» Document extract:
══════════
Smash is an American musical television show that premiered on NBC, Monday, February 6, 2012.

It was announced on June 9, 2011, that NBC had signed a deal with Columbia Records for a soundtrack of the series. The deal gave Columbia worldwide, digital and physical rights to the first season, with options to subsequent seasons. The deal included both original songs written for the series and any covers of songs featured on the show.

By the end of the first season, 36 studio recordings of the show's musical performances were released, 31 of them on iTunes and five with the deluxe edition of the first season soundtrack.

The first season soundtrack, The Music of Smash, was released on May 1, 2012. A deluxe edition, with additional songs, was available exclusively from Target until early 2013.
══════════
» Prompt:
Transcribe the portion of the Smash soundtrack text starting with "It was announced" and going on through "until early 2013.", word for word. The material that comes next isn't needed for this work.
══════════
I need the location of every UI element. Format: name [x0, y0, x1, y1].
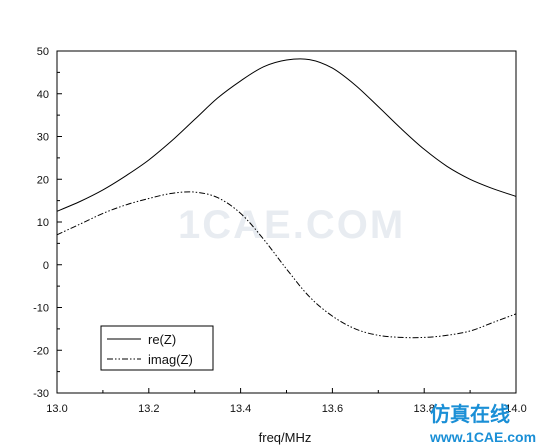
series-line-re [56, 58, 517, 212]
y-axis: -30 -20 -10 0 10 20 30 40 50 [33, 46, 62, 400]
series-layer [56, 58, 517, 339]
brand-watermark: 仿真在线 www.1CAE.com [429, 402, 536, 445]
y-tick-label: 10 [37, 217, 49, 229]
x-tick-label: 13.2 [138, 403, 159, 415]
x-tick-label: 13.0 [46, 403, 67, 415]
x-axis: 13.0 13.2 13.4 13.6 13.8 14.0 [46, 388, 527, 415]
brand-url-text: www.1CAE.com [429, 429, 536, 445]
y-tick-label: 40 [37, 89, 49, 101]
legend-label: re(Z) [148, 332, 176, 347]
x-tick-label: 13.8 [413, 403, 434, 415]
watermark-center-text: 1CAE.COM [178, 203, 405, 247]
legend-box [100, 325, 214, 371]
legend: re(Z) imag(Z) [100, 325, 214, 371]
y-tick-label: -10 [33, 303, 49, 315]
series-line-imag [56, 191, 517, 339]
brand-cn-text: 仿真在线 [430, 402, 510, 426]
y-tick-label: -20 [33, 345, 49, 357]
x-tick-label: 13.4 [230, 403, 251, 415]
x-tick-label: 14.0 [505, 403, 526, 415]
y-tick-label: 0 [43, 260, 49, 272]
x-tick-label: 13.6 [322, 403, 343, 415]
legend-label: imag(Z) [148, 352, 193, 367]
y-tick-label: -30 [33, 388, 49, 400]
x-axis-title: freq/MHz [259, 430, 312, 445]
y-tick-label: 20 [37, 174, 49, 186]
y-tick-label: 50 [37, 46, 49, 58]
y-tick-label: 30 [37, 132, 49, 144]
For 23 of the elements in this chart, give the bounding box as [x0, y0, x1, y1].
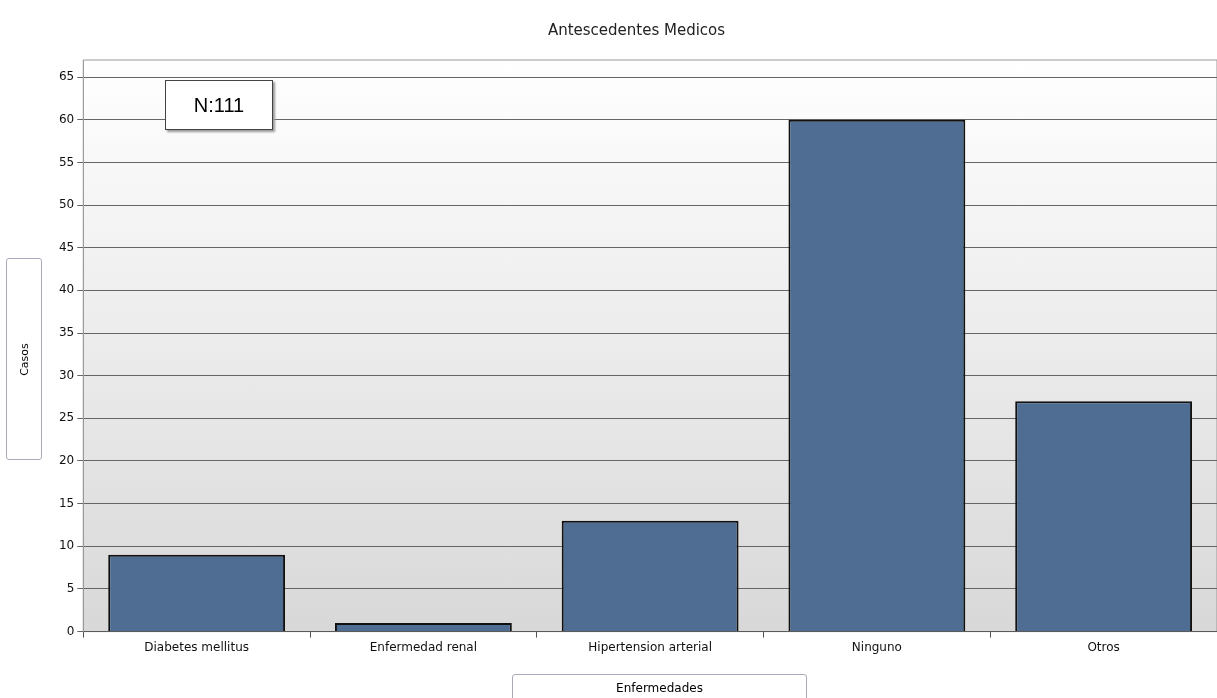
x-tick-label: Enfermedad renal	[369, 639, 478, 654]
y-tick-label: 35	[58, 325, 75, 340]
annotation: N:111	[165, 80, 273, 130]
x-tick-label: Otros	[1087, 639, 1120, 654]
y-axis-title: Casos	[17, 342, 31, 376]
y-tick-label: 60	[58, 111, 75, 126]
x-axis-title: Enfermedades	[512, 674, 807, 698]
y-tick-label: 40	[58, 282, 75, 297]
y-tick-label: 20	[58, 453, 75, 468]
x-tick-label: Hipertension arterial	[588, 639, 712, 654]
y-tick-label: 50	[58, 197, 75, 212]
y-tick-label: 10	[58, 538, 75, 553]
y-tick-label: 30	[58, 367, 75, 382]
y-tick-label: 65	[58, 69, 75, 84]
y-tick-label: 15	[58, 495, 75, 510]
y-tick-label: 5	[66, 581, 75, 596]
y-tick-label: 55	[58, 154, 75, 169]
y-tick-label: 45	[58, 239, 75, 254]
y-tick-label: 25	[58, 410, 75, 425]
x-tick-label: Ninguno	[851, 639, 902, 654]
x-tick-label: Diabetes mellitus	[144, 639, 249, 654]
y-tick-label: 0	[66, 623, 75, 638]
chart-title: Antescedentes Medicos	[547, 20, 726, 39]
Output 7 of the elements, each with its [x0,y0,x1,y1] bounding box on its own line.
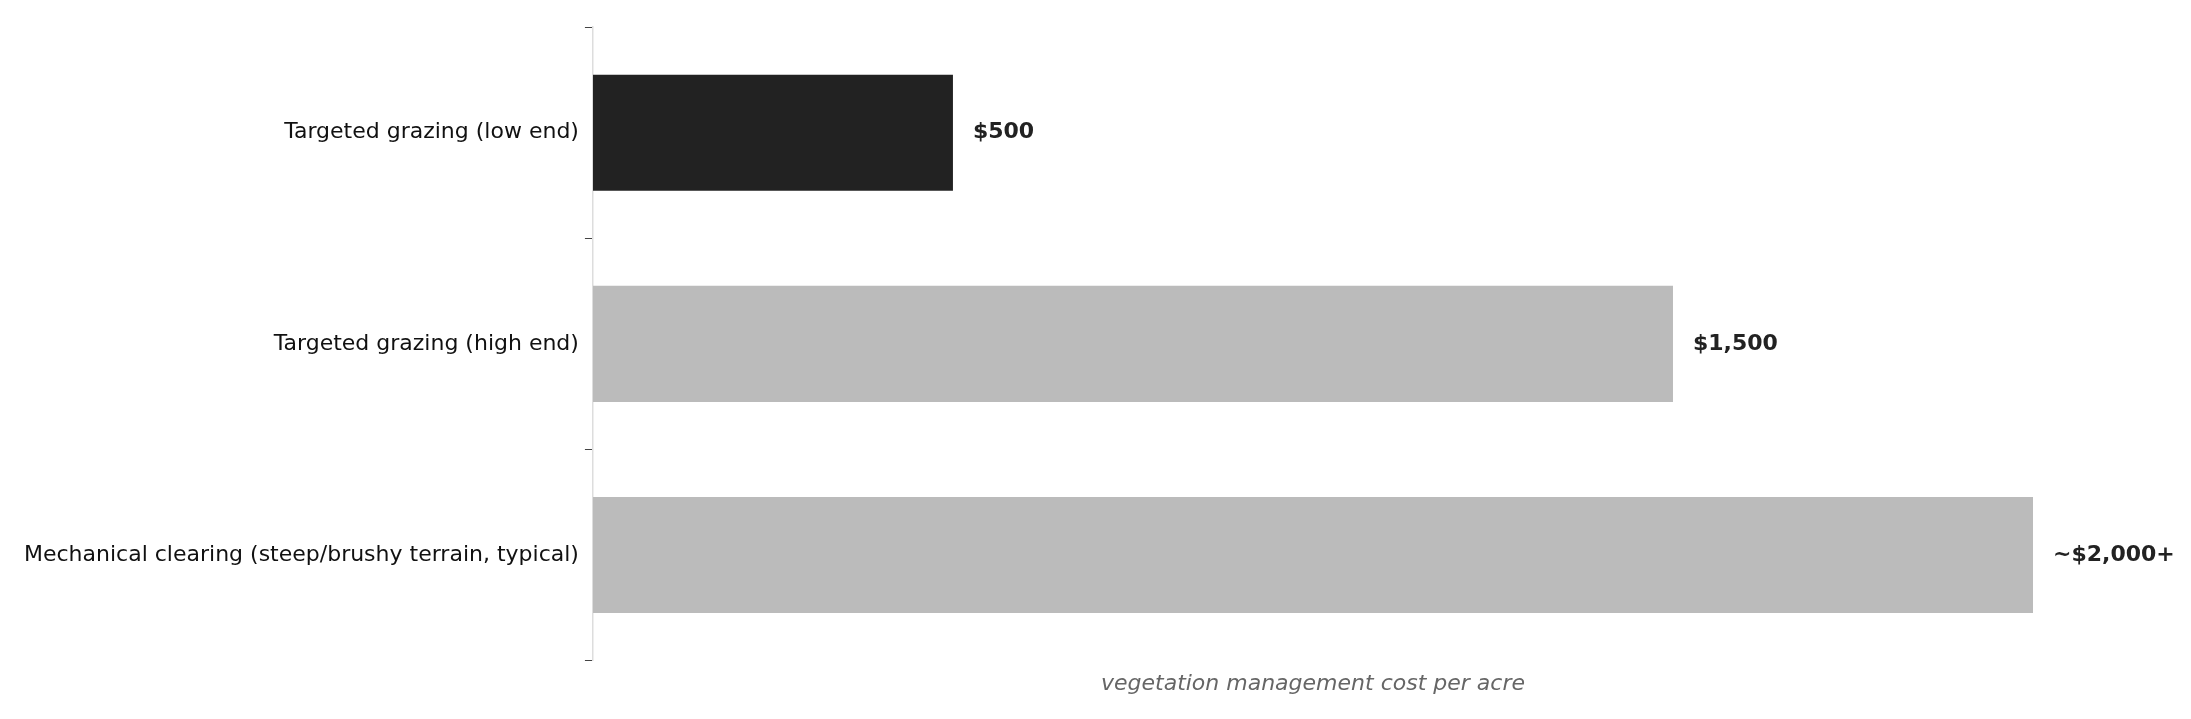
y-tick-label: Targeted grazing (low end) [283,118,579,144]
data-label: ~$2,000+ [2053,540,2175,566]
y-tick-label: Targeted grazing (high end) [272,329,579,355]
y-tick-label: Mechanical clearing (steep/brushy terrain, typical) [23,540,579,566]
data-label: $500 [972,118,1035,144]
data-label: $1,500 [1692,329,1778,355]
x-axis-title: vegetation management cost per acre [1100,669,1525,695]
══════════
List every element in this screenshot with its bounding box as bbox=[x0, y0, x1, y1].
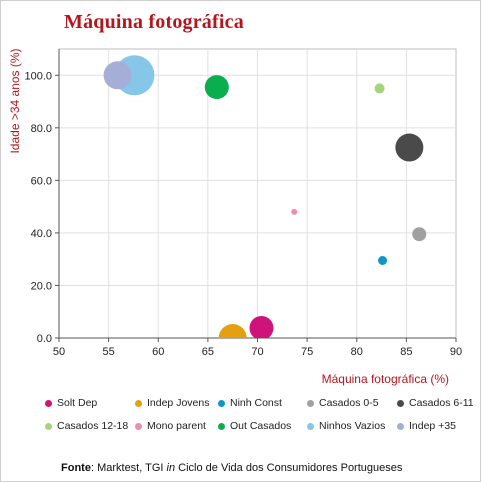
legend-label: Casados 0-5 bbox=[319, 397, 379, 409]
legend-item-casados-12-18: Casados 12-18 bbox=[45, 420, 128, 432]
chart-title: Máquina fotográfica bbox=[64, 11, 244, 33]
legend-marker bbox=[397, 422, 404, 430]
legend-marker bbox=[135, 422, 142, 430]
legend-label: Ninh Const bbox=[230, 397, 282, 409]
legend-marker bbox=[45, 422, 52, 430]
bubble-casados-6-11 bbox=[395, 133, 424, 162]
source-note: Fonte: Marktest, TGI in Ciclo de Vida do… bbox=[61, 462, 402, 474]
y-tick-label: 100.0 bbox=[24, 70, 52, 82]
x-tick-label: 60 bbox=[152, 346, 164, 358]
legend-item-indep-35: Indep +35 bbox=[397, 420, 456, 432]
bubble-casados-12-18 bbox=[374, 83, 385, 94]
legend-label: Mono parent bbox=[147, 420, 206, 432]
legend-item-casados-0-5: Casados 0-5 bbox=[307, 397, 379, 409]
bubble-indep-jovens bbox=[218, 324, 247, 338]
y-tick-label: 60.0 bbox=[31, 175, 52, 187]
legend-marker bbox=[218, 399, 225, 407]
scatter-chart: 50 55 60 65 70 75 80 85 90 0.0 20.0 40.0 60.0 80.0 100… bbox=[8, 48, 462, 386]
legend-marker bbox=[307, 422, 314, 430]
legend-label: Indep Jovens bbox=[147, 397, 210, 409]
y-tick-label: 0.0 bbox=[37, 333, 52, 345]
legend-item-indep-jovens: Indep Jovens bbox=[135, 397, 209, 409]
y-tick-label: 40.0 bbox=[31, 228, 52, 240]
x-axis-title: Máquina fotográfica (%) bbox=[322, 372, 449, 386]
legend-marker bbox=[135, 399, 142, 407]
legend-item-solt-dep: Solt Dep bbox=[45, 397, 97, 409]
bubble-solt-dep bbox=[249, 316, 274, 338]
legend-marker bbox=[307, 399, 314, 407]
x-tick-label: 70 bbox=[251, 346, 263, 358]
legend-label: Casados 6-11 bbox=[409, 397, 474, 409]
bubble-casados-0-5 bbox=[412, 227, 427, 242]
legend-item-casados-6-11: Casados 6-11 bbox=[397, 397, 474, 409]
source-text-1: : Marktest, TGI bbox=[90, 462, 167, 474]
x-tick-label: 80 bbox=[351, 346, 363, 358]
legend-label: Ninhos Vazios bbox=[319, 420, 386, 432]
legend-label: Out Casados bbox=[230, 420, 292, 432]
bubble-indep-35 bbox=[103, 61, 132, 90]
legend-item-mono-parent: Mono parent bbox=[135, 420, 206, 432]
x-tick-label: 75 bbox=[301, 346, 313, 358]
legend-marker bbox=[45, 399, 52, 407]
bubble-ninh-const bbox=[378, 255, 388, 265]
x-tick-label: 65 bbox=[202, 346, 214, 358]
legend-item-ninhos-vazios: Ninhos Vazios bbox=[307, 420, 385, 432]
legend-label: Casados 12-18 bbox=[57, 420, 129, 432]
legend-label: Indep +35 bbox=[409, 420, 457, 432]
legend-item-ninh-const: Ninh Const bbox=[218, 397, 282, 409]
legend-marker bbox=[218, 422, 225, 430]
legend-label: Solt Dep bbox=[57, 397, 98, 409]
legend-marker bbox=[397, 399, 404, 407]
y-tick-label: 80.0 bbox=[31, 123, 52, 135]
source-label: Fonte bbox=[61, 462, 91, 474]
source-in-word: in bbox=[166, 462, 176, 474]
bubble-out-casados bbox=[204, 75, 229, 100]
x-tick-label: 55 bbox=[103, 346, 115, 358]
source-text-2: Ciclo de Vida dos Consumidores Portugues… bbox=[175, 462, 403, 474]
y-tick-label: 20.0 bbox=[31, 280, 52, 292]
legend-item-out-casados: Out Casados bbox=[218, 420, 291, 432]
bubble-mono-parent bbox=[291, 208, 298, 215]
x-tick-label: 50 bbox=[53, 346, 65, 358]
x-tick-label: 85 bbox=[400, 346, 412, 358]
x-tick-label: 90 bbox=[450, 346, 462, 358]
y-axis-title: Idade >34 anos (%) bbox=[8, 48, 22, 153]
══════════
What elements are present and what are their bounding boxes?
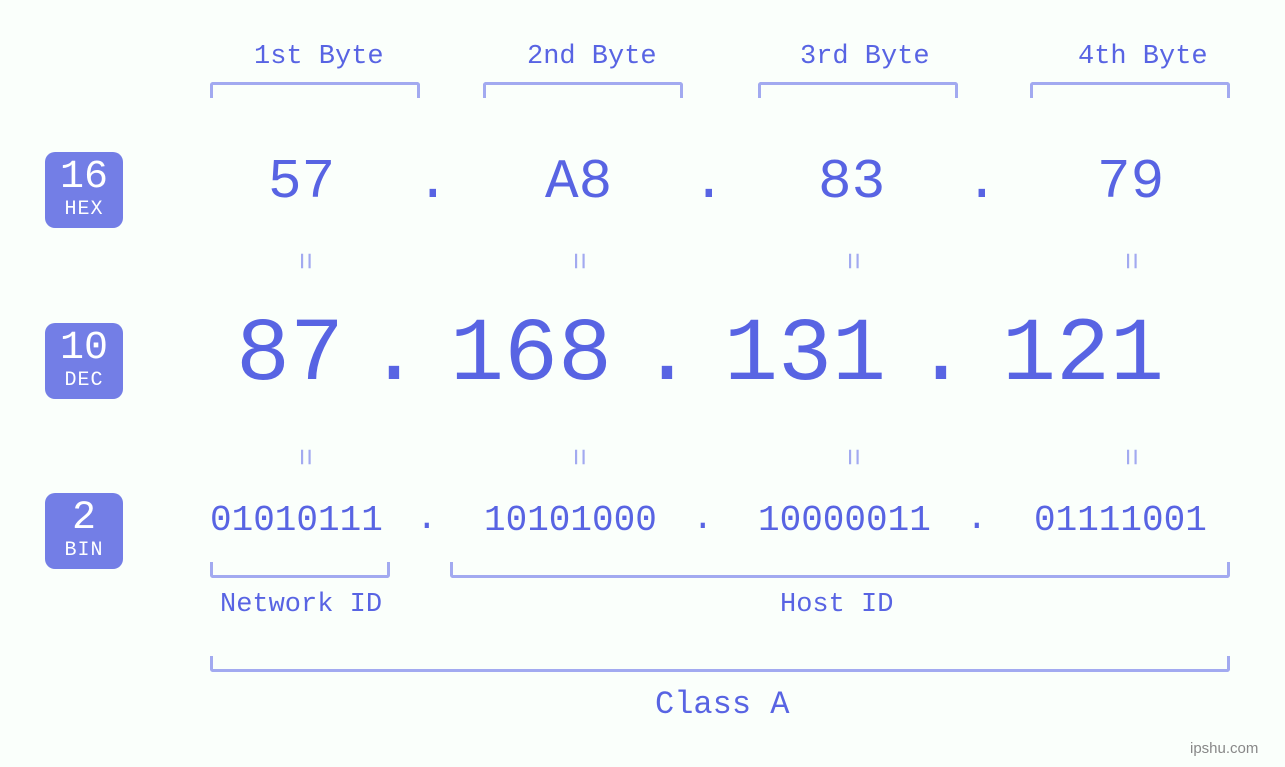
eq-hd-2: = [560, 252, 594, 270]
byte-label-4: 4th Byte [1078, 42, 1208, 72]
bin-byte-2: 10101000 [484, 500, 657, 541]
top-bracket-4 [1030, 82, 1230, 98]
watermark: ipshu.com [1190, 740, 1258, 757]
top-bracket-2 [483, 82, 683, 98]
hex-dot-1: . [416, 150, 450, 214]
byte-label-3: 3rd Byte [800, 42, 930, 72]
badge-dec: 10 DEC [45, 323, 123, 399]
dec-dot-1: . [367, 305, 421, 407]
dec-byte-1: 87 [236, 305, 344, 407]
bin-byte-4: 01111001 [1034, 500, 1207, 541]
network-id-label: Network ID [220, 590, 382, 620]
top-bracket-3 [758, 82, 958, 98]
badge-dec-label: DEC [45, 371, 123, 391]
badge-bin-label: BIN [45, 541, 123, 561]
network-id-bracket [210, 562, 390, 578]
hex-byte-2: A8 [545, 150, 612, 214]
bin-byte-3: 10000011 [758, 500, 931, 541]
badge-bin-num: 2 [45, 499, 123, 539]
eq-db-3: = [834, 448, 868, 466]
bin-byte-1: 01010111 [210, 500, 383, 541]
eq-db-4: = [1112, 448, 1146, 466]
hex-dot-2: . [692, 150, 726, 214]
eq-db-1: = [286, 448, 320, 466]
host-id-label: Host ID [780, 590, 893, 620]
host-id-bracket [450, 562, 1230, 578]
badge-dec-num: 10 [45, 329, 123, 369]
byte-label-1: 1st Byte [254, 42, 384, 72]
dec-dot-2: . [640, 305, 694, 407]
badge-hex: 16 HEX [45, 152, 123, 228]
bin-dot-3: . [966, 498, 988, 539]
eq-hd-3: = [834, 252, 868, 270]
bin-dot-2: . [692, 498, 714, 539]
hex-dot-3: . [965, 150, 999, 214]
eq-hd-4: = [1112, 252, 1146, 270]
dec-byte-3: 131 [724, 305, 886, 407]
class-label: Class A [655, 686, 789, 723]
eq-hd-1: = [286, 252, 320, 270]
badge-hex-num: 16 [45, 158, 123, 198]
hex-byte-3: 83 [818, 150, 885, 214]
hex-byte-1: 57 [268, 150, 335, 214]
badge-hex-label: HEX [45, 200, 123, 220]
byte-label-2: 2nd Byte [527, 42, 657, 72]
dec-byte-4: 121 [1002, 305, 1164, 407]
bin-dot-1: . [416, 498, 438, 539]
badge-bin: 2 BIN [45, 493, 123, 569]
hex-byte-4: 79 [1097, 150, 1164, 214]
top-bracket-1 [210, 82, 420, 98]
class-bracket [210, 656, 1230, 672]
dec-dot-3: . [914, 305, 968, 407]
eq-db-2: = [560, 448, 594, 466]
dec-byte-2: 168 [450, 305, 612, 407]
══════════
» Answer to this task:
It was announced on June 9, 2011, that NBC had signed a deal with Columbia Records for a soundtrack of the series. The deal gave Columbia worldwide, digital and physical rights to the first season, with options to subsequent seasons. The deal included both original songs written for the series and any covers of songs featured on the show.

By the end of the first season, 36 studio recordings of the show's musical performances were released, 31 of them on iTunes and five with the deluxe edition of the first season soundtrack.

The first season soundtrack, The Music of Smash, was released on May 1, 2012. A deluxe edition, with additional songs, was available exclusively from Target until early 2013.